Reproduce palabra por palabra el tramo del fragmento sobre Pepe y Don Mariano que va desde "Hombre de amores" hasta "deshace de amor.".

#### Fragmento de origen ####

Hombre de amores es Pepe. Crece rodeado de una tribu de hermanas que, a duras penas, mantiene el mísero salario de Don Mariano, perpetuamente esquilmado o cesante y estricto con el hijo mansamente rebelde, demasiado diferente. Pero comprende a su padre y le perdona: en el instante en que pasa por el hogar la muerte o la vida, en que corre peligro alguno de aquellos seres queridos del pobre hombre áspero, el alma entera se le deshace de amor.

#### Datos aportados ####

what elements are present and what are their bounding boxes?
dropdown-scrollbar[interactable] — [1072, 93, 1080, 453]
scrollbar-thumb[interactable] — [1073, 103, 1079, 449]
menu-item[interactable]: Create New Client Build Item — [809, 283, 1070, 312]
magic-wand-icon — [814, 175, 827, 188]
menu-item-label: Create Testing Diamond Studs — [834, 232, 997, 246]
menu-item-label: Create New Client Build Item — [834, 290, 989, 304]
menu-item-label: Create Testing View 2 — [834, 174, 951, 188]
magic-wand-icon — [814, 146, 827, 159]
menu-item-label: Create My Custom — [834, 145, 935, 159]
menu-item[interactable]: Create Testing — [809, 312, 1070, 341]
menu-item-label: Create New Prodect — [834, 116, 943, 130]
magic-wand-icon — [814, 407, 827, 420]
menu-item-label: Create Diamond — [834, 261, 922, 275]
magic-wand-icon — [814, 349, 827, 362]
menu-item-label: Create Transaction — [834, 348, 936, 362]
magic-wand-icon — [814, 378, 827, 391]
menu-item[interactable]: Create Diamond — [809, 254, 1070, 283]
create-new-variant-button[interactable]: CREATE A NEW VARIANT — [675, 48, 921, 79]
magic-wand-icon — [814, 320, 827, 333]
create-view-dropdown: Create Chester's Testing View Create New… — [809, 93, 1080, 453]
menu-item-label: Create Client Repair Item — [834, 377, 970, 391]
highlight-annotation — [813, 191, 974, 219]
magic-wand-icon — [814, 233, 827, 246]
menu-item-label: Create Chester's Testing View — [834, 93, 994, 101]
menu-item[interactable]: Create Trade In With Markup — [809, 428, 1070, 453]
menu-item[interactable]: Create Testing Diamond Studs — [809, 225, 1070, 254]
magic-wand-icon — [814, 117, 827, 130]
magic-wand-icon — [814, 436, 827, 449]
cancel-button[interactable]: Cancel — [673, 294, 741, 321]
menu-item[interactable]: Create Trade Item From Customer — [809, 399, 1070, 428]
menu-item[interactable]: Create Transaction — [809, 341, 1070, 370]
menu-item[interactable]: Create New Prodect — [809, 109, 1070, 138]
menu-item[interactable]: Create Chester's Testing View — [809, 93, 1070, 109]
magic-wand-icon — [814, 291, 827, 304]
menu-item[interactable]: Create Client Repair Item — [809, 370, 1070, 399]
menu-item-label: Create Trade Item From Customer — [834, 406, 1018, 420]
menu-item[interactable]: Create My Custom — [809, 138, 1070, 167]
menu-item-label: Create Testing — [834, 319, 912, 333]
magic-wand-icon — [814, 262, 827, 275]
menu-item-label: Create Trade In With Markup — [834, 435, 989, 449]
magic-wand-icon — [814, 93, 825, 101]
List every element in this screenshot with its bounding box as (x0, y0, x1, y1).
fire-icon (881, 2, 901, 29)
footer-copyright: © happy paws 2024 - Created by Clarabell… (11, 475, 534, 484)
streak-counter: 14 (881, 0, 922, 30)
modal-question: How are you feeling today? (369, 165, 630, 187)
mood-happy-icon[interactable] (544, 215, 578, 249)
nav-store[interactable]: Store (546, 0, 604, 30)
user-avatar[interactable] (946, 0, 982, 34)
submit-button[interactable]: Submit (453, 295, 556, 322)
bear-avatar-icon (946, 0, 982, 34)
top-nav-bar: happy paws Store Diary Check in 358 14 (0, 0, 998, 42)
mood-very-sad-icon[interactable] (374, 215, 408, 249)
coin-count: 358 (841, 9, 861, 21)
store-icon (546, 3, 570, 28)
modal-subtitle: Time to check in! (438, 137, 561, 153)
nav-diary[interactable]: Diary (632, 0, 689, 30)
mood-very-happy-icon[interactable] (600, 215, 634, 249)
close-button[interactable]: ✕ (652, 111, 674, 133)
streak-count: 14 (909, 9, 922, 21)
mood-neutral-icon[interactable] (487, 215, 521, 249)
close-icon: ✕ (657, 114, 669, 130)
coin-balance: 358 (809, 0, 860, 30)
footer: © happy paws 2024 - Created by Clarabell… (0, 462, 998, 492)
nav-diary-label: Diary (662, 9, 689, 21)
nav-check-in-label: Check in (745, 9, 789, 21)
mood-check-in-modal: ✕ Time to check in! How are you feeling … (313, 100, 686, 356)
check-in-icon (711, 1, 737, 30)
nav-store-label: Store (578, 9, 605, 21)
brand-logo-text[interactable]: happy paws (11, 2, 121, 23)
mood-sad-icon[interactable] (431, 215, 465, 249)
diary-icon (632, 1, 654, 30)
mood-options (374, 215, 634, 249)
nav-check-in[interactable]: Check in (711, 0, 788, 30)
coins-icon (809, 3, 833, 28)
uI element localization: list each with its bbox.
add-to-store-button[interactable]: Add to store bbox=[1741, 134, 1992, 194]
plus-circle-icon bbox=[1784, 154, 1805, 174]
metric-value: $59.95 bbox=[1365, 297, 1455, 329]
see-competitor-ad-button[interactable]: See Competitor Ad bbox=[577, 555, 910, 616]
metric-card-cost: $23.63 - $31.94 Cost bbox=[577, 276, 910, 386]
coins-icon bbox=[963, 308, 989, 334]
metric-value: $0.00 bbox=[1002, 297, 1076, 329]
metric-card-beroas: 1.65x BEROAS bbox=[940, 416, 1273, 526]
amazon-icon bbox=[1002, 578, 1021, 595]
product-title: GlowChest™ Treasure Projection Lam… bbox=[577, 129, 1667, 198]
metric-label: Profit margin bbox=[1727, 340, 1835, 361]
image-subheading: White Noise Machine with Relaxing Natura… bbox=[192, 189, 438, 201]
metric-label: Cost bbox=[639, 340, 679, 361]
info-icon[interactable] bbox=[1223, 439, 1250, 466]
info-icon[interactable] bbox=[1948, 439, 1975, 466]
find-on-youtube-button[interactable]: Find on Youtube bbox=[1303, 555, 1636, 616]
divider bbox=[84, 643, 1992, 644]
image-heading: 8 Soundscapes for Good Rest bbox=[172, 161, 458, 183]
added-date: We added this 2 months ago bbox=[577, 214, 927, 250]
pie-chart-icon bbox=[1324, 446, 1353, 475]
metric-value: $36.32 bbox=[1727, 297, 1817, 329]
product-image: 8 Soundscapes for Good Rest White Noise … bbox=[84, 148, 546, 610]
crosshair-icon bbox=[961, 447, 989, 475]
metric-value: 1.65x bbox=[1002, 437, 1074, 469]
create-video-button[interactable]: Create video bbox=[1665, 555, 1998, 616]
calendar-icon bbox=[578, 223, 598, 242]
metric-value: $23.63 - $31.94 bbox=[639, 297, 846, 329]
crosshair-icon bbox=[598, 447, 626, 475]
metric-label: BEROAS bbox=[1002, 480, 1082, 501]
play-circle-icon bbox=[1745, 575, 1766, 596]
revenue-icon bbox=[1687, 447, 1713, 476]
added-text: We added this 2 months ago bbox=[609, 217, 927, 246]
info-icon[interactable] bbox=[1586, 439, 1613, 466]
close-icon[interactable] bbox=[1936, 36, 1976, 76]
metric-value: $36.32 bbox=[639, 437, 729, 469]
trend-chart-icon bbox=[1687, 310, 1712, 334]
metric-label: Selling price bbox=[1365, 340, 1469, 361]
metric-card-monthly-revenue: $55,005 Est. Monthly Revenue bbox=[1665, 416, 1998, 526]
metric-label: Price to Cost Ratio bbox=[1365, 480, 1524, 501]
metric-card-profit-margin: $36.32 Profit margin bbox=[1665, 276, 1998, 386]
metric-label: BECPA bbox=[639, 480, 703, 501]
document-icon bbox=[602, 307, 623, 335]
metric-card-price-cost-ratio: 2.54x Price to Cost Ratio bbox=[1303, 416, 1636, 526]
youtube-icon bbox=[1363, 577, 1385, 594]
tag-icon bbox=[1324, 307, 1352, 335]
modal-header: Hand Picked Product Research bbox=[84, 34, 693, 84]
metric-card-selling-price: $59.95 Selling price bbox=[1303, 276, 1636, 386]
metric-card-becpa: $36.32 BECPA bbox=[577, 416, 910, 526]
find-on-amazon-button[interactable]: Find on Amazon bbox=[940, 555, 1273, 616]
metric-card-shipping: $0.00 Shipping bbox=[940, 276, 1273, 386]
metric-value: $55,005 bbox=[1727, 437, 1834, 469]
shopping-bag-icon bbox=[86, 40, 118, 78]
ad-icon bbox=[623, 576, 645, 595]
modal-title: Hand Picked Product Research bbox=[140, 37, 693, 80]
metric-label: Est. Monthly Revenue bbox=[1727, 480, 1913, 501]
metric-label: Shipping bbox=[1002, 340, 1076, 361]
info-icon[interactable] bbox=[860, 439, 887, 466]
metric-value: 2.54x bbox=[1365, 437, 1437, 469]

####

Solución:
Hombre de amores es Pepe. Crece rodeado de una tribu de hermanas que, a duras penas, mantiene el mísero salario de Don Mariano, perpetuamente esquilmado o cesante y estricto con el hijo mansamente rebelde, demasiado diferente. Pero comprende a su padre y le perdona: en el instante en que pasa por el hogar la muerte o la vida, en que corre peligro alguno de aquellos seres queridos del pobre hombre áspero, el alma entera se le deshace de amor.